PETUNJUK LATIHAN
Tulis kembali bagian teks tentang pelanggaran kode etik personel Brimob, mulai dari kata-kata yang memuat "Menurut Agus, klasifikasi" dan berhenti setelah "K (pengemudi rantis)". Ganti "klasifikasi" dengan "penggolongan".

Hari ini, Senin, 1 September 2025, Divisi Profesi dan Pengamanan (Propam) Polri mengumumkan hasil pemeriksaan sementara. Dalam konferensi pers di Gedung Divpropam Polri, Jakarta Selatan, Kepala Biro Pengawasan Profesi (Karo Wabprof) Divpropam Polri, Brigjen Pol. Agus Wijayanto, mengungkap bahwa tujuh personel Brimob dinyatakan melanggar kode etik.
Menurut Agus, klasifikasi pelanggaran dibagi menjadi dua kategori: pelanggaran berat dan pelanggaran sedang.
Pelanggaran Berat (2 personel):
Kompol K (pengemudi rantis)
Bripka R (pendamping kursi depan)
“Mereka berperan langsung dalam insiden tersebut,” ujar Brigjen Pol. Agus Wijayanto, tegas.
Pelanggaran Sedang (5 personel):
Briptu D
Aipda M
Bripda M
Bharaka Y
Bharaka J
Kelima personel ini, kata Agus, memang tidak mengendalikan kendaraan. Namun, “mereka tetap wajib mematuhi prosedur operasional di lapangan.”

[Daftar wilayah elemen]
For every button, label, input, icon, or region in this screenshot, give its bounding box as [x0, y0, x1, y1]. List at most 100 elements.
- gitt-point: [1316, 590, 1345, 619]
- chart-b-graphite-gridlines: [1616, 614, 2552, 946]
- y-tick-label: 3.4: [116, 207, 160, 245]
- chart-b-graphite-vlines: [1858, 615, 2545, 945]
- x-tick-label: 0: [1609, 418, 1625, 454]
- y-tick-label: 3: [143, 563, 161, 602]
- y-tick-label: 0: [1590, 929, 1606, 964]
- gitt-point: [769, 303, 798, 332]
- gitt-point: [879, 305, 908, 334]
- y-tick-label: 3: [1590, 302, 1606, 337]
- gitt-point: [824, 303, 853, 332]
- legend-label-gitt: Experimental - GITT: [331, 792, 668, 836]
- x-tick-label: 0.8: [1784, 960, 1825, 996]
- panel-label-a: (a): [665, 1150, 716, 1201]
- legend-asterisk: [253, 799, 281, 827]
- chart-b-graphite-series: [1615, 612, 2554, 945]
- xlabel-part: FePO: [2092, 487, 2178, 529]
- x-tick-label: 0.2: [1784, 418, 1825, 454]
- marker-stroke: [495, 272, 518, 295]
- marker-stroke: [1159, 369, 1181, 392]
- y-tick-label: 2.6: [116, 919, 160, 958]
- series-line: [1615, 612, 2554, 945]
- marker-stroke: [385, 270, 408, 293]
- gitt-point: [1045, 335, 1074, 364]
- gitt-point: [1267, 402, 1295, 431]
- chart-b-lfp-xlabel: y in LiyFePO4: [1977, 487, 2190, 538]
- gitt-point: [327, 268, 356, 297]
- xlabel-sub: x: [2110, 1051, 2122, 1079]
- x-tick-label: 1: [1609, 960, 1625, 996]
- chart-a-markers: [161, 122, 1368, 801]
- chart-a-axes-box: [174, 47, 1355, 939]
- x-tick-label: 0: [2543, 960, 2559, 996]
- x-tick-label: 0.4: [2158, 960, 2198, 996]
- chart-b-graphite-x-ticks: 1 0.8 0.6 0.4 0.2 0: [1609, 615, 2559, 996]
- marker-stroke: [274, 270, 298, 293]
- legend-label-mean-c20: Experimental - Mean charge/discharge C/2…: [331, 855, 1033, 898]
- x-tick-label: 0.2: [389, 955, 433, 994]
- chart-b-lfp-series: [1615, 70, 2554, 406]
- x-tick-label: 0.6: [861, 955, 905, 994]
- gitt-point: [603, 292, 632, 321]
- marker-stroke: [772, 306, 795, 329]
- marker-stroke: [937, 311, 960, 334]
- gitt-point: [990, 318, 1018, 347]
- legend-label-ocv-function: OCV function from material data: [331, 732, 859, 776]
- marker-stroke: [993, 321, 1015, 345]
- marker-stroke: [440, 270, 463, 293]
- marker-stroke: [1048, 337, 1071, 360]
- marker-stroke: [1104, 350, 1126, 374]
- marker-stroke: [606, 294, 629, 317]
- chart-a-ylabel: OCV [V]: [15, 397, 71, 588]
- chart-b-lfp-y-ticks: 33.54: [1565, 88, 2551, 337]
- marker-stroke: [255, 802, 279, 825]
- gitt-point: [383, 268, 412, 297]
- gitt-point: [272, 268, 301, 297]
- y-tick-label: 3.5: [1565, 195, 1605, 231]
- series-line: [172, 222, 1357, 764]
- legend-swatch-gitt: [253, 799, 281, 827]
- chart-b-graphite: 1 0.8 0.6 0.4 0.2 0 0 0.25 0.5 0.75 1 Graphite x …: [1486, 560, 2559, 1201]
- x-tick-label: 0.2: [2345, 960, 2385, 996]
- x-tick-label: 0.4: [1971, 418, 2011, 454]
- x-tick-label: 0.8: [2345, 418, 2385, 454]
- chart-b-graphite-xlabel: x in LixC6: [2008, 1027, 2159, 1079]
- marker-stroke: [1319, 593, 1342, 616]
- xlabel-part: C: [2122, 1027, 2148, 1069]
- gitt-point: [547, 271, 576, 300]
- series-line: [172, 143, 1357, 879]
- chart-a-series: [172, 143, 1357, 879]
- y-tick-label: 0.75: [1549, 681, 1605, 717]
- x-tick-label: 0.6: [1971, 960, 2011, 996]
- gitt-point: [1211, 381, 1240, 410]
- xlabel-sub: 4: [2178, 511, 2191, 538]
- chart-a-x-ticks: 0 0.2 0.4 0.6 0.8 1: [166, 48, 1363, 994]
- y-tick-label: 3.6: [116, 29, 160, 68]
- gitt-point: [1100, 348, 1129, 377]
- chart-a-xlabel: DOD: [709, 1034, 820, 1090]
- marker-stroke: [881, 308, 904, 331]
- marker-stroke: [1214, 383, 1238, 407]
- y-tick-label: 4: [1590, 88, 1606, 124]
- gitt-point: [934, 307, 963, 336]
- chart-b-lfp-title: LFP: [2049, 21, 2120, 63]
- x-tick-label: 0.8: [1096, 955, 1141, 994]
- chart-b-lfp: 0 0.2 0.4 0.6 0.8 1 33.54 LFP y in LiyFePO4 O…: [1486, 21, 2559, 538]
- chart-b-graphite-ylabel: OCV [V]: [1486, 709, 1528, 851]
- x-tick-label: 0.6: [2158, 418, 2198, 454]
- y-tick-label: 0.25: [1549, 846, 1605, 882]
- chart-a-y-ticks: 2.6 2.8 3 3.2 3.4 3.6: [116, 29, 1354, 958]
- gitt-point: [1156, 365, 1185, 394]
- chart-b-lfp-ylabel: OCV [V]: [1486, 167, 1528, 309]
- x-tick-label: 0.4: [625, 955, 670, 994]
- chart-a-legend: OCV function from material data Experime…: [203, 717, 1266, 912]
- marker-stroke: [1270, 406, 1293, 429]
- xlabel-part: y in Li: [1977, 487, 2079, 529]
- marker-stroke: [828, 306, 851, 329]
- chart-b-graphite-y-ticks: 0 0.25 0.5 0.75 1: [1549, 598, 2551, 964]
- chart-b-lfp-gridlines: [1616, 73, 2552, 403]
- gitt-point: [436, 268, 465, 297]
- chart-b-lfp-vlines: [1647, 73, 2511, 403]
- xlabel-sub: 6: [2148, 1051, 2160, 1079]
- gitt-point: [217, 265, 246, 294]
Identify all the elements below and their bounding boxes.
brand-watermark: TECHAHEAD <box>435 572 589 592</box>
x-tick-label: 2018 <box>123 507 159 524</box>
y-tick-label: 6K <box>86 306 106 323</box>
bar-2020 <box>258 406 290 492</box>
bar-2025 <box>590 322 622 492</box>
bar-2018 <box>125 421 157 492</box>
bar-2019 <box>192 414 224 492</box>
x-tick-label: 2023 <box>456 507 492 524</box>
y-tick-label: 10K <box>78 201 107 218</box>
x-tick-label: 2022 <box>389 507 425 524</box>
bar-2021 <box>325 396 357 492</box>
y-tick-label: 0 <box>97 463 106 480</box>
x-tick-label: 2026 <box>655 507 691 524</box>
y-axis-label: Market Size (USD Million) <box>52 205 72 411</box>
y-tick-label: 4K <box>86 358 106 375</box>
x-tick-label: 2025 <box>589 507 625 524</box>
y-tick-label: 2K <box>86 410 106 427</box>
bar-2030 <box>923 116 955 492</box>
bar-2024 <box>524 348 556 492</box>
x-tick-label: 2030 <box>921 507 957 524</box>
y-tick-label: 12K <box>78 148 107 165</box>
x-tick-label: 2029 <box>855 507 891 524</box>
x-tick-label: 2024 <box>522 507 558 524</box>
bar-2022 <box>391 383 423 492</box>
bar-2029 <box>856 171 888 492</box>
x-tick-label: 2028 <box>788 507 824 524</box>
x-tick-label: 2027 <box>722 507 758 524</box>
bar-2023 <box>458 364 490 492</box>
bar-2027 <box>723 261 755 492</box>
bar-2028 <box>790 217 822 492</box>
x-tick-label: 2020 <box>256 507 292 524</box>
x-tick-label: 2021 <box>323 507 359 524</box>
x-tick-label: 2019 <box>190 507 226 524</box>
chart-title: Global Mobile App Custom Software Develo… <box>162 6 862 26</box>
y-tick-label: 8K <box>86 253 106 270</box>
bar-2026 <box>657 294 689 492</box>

JAWABAN TUGAS
Menurut Agus, penggolongan pelanggaran dibagi menjadi dua kategori: pelanggaran berat dan pelanggaran sedang.
Pelanggaran Berat (2 personel):
Kompol K (pengemudi rantis)